(INSTRUCTIONS TO FOLLOW)
From the entries below, gather each line containing the word "percentile".
== EXTRACTED ENTRIES ==
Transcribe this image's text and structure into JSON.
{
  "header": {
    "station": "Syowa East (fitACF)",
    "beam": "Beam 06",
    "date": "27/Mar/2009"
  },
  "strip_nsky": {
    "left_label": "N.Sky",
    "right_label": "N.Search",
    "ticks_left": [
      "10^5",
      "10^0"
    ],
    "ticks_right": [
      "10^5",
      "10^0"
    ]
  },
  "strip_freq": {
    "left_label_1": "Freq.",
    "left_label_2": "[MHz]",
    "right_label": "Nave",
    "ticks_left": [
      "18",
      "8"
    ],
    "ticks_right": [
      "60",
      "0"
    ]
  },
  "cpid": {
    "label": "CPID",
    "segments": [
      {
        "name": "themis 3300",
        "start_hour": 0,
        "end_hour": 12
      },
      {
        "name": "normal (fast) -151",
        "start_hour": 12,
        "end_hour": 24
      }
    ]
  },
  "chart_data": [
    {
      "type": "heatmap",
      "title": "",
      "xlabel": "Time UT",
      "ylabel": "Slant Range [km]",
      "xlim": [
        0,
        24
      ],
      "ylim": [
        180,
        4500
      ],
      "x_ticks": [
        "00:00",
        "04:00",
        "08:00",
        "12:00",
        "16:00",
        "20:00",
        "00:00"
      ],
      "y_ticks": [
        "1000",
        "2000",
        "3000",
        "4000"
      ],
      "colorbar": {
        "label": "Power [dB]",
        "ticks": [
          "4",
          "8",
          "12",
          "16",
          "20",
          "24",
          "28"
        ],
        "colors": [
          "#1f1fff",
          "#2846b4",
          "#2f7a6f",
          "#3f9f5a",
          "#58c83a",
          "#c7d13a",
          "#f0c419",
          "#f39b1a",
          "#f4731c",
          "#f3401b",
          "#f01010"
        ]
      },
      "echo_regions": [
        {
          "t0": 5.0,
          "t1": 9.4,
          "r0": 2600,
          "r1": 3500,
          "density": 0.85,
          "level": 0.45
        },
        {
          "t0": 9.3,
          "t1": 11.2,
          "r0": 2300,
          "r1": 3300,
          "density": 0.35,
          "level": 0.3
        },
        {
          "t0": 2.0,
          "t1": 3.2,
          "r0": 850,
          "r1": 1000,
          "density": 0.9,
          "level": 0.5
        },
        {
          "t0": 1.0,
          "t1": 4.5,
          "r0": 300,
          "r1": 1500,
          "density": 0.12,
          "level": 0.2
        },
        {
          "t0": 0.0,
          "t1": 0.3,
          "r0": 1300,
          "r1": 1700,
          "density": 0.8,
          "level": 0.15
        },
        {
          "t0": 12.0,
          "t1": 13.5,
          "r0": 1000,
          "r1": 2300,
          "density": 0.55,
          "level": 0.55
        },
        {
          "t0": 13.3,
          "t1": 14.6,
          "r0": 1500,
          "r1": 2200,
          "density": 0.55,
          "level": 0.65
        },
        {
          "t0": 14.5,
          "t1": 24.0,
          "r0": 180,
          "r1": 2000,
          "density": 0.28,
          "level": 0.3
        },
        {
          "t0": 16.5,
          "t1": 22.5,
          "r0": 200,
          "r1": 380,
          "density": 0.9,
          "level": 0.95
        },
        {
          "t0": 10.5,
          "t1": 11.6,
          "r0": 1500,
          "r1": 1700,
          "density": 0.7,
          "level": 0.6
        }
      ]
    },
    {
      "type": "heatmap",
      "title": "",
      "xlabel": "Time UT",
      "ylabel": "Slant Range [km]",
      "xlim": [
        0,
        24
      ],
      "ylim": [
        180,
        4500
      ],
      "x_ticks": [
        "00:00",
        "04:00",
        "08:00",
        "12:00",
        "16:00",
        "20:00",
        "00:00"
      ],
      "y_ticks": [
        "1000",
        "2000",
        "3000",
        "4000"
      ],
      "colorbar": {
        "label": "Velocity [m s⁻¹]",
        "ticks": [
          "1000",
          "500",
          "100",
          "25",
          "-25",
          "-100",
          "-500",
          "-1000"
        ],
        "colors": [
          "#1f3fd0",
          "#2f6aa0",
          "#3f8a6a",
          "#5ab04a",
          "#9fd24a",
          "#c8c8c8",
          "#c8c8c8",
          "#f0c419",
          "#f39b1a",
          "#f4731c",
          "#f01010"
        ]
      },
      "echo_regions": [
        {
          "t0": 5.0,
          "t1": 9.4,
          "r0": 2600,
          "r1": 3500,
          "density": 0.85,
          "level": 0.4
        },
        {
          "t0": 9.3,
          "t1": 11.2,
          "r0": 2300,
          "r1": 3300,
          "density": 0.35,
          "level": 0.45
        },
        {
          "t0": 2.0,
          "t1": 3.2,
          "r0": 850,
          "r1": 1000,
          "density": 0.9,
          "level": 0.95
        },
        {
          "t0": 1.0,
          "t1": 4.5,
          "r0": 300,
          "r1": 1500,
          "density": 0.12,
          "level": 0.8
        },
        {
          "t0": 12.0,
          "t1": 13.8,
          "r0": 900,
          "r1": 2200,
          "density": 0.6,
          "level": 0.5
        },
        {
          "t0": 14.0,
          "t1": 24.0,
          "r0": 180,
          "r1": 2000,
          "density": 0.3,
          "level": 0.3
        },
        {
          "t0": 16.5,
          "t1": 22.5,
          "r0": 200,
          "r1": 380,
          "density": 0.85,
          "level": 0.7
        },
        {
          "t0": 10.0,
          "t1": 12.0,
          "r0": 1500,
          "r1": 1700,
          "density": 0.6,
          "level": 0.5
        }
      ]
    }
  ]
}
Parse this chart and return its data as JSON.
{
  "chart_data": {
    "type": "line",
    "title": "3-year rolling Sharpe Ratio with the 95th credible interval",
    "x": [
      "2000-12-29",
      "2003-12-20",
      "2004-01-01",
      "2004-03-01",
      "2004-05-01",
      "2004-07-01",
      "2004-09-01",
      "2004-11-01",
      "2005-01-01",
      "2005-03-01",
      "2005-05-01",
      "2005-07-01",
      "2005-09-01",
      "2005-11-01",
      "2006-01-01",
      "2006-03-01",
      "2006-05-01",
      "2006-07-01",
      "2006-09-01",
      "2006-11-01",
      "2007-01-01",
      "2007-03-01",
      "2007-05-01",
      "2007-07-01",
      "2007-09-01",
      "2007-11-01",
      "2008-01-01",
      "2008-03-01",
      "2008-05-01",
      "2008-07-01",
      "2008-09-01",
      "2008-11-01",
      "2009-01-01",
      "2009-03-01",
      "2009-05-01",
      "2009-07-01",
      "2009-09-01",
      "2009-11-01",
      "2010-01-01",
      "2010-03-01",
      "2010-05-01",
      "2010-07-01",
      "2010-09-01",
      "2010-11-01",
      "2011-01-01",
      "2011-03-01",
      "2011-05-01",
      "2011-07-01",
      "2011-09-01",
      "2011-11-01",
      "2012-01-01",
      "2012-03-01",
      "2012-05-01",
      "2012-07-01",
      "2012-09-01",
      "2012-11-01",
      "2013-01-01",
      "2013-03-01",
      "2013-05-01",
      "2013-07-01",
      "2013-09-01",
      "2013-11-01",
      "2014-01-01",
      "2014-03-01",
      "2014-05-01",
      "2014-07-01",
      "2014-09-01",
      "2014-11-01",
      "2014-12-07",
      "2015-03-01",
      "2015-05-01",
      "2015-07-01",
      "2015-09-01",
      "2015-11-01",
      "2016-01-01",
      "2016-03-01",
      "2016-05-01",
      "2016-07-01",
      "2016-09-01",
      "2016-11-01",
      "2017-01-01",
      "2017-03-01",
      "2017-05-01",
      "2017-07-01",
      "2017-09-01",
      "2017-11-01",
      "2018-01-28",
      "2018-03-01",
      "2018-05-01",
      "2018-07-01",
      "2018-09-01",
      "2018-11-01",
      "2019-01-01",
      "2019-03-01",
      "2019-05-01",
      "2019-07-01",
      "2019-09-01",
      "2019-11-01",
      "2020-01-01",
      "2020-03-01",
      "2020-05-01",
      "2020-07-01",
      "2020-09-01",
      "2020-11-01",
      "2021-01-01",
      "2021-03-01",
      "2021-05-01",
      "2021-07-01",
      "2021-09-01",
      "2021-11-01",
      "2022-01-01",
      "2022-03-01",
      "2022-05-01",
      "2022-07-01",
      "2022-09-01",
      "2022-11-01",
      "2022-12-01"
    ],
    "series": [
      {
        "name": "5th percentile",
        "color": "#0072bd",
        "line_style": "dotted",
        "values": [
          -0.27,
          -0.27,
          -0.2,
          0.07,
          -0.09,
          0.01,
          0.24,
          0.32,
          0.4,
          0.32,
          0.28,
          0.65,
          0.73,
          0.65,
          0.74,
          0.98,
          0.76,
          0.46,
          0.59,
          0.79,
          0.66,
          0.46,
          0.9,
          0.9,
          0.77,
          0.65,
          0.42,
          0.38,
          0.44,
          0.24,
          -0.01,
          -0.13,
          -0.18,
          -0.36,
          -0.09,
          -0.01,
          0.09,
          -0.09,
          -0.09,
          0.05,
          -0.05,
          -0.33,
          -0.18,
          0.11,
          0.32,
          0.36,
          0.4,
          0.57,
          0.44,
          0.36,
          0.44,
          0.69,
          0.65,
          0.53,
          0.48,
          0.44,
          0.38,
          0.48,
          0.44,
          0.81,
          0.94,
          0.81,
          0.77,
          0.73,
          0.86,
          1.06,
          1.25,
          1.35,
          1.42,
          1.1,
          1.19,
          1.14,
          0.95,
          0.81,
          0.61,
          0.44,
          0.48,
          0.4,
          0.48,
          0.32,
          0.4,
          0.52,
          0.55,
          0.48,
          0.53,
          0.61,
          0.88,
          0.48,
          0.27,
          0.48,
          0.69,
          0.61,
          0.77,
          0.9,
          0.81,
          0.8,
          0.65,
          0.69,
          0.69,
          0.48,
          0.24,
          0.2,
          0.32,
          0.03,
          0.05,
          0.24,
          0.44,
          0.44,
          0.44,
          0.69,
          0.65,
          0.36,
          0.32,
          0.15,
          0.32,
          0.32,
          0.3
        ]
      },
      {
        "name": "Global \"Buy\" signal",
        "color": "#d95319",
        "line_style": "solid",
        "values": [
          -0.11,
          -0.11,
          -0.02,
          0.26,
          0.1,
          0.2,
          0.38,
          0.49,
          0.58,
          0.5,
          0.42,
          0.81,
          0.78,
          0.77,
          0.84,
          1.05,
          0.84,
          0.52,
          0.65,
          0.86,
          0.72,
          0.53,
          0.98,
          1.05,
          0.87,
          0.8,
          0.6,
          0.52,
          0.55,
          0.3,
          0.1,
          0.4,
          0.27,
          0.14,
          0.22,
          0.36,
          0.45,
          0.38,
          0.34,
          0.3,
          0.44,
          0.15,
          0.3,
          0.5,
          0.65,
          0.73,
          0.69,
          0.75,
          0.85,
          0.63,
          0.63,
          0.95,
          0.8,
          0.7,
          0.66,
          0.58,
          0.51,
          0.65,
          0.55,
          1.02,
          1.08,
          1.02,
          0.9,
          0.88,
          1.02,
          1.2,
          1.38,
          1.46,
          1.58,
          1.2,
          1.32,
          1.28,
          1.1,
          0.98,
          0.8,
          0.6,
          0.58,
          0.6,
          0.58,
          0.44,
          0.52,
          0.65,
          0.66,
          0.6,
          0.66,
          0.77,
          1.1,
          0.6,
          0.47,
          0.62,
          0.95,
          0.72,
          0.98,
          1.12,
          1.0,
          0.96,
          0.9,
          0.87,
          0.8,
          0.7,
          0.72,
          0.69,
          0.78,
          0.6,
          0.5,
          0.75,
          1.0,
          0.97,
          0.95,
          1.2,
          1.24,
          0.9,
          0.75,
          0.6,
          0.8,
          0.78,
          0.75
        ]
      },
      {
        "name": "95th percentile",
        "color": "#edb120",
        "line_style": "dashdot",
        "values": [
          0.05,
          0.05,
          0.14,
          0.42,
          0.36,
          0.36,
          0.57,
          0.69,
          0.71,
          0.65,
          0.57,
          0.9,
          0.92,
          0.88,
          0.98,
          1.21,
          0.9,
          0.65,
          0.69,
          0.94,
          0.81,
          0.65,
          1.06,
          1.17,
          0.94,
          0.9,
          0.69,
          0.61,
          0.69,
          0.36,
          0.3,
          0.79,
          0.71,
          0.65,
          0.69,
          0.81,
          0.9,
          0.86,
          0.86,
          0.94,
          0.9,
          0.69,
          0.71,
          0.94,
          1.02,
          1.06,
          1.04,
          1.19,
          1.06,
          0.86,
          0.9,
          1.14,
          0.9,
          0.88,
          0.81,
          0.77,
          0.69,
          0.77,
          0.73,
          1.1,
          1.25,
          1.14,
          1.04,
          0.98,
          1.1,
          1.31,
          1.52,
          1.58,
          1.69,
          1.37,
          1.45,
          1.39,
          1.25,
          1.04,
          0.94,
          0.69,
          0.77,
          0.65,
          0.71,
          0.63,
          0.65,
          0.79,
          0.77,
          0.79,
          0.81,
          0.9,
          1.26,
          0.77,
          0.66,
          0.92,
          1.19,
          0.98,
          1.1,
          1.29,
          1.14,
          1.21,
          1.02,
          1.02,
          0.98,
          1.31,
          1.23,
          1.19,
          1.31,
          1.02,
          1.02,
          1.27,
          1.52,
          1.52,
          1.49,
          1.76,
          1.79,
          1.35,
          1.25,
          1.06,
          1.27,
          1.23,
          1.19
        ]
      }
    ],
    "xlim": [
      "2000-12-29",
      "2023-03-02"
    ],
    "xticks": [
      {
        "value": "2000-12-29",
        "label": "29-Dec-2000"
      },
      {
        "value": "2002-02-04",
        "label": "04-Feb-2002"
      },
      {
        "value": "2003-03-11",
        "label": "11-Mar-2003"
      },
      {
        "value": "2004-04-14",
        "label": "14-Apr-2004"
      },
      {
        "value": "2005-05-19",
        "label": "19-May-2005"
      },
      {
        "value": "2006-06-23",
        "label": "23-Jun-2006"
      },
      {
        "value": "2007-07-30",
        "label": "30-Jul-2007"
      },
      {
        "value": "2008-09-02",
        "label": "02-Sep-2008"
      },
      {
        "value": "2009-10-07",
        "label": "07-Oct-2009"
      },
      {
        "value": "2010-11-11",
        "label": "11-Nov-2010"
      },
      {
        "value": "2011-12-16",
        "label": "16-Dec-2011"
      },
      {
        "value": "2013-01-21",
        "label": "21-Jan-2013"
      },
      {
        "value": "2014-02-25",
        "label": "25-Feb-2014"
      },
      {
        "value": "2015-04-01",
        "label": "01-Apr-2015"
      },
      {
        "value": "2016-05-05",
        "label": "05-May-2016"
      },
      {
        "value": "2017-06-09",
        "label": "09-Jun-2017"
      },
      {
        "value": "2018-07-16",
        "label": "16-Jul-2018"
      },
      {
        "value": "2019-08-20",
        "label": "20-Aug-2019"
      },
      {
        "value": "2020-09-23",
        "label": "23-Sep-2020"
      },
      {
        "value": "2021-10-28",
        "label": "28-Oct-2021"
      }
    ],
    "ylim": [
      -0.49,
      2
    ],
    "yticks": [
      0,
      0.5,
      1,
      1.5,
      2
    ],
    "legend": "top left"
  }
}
===
(THE SOLUTION)
        "name": "5th percentile",
        "name": "95th percentile",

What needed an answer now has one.